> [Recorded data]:
● ● ● ● ●

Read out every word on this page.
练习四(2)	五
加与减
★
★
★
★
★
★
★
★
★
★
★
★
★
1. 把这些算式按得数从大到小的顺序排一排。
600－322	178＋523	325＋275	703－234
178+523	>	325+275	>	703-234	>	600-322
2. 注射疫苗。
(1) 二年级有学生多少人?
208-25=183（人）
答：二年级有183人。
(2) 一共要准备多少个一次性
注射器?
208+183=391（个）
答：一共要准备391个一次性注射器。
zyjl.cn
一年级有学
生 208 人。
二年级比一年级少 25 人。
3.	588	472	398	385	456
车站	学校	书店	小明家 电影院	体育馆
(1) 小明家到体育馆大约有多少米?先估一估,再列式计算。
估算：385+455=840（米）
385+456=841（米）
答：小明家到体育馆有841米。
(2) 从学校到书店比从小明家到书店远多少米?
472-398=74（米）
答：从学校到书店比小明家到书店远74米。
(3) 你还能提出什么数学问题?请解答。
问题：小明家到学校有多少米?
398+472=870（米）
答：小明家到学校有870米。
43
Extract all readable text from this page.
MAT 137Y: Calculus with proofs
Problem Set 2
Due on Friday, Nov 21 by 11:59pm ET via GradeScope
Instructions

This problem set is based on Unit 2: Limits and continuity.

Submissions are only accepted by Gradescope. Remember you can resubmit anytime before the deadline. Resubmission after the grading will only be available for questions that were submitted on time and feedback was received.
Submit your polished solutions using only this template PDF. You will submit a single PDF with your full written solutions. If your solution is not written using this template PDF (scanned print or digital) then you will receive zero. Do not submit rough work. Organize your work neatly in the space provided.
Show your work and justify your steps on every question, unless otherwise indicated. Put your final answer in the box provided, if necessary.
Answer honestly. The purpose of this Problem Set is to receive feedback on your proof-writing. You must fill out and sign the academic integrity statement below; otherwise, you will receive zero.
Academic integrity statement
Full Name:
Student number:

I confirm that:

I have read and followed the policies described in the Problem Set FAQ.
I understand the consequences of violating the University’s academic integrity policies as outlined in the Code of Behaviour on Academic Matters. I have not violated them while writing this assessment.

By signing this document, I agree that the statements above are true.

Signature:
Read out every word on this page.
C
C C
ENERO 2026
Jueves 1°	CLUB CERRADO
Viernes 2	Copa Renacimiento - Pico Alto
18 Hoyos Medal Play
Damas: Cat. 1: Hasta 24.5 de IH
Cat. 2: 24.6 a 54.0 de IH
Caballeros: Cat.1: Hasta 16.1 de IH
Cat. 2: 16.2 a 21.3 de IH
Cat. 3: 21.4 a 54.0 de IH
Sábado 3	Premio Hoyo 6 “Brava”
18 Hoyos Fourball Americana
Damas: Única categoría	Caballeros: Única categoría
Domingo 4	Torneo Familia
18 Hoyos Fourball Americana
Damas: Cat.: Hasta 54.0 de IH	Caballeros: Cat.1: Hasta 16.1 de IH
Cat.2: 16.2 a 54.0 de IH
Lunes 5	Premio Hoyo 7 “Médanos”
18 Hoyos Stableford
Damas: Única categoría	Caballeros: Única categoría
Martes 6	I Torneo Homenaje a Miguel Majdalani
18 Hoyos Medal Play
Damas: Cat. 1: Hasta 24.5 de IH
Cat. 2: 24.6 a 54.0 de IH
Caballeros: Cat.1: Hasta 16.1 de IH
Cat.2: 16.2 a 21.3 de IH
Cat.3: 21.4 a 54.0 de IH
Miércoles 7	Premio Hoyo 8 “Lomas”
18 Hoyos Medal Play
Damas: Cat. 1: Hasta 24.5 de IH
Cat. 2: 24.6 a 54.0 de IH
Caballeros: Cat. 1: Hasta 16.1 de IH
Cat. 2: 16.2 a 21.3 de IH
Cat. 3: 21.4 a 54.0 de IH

● ● ● ● ●

Every line of the data above should be reproduced word for word.

> [Written answer]:
Read out every word on this page.
练习四(2)	五
加与减
★
★
★
★
★
★
★
★
★
★
★
★
★
1. 把这些算式按得数从大到小的顺序排一排。
600－322	178＋523	325＋275	703－234
178+523	>	325+275	>	703-234	>	600-322
2. 注射疫苗。
(1) 二年级有学生多少人?
208-25=183（人）
答：二年级有183人。
(2) 一共要准备多少个一次性
注射器?
208+183=391（个）
答：一共要准备391个一次性注射器。
zyjl.cn
一年级有学
生 208 人。
二年级比一年级少 25 人。
3.	588	472	398	385	456
车站	学校	书店	小明家 电影院	体育馆
(1) 小明家到体育馆大约有多少米?先估一估,再列式计算。
估算：385+455=840（米）
385+456=841（米）
答：小明家到体育馆有841米。
(2) 从学校到书店比从小明家到书店远多少米?
472-398=74（米）
答：从学校到书店比小明家到书店远74米。
(3) 你还能提出什么数学问题?请解答。
问题：小明家到学校有多少米?
398+472=870（米）
答：小明家到学校有870米。
43
Extract all readable text from this page.
MAT 137Y: Calculus with proofs
Problem Set 2
Due on Friday, Nov 21 by 11:59pm ET via GradeScope
Instructions

This problem set is based on Unit 2: Limits and continuity.

Submissions are only accepted by Gradescope. Remember you can resubmit anytime before the deadline. Resubmission after the grading will only be available for questions that were submitted on time and feedback was received.
Submit your polished solutions using only this template PDF. You will submit a single PDF with your full written solutions. If your solution is not written using this template PDF (scanned print or digital) then you will receive zero. Do not submit rough work. Organize your work neatly in the space provided.
Show your work and justify your steps on every question, unless otherwise indicated. Put your final answer in the box provided, if necessary.
Answer honestly. The purpose of this Problem Set is to receive feedback on your proof-writing. You must fill out and sign the academic integrity statement below; otherwise, you will receive zero.
Academic integrity statement
Full Name:
Student number:

I confirm that:

I have read and followed the policies described in the Problem Set FAQ.
I understand the consequences of violating the University’s academic integrity policies as outlined in the Code of Behaviour on Academic Matters. I have not violated them while writing this assessment.

By signing this document, I agree that the statements above are true.

Signature:
Read out every word on this page.
C
C C
ENERO 2026
Jueves 1°	CLUB CERRADO
Viernes 2	Copa Renacimiento - Pico Alto
18 Hoyos Medal Play
Damas: Cat. 1: Hasta 24.5 de IH
Cat. 2: 24.6 a 54.0 de IH
Caballeros: Cat.1: Hasta 16.1 de IH
Cat. 2: 16.2 a 21.3 de IH
Cat. 3: 21.4 a 54.0 de IH
Sábado 3	Premio Hoyo 6 “Brava”
18 Hoyos Fourball Americana
Damas: Única categoría	Caballeros: Única categoría
Domingo 4	Torneo Familia
18 Hoyos Fourball Americana
Damas: Cat.: Hasta 54.0 de IH	Caballeros: Cat.1: Hasta 16.1 de IH
Cat.2: 16.2 a 54.0 de IH
Lunes 5	Premio Hoyo 7 “Médanos”
18 Hoyos Stableford
Damas: Única categoría	Caballeros: Única categoría
Martes 6	I Torneo Homenaje a Miguel Majdalani
18 Hoyos Medal Play
Damas: Cat. 1: Hasta 24.5 de IH
Cat. 2: 24.6 a 54.0 de IH
Caballeros: Cat.1: Hasta 16.1 de IH
Cat.2: 16.2 a 21.3 de IH
Cat.3: 21.4 a 54.0 de IH
Miércoles 7	Premio Hoyo 8 “Lomas”
18 Hoyos Medal Play
Damas: Cat. 1: Hasta 24.5 de IH
Cat. 2: 24.6 a 54.0 de IH
Caballeros: Cat. 1: Hasta 16.1 de IH
Cat. 2: 16.2 a 21.3 de IH
Cat. 3: 21.4 a 54.0 de IH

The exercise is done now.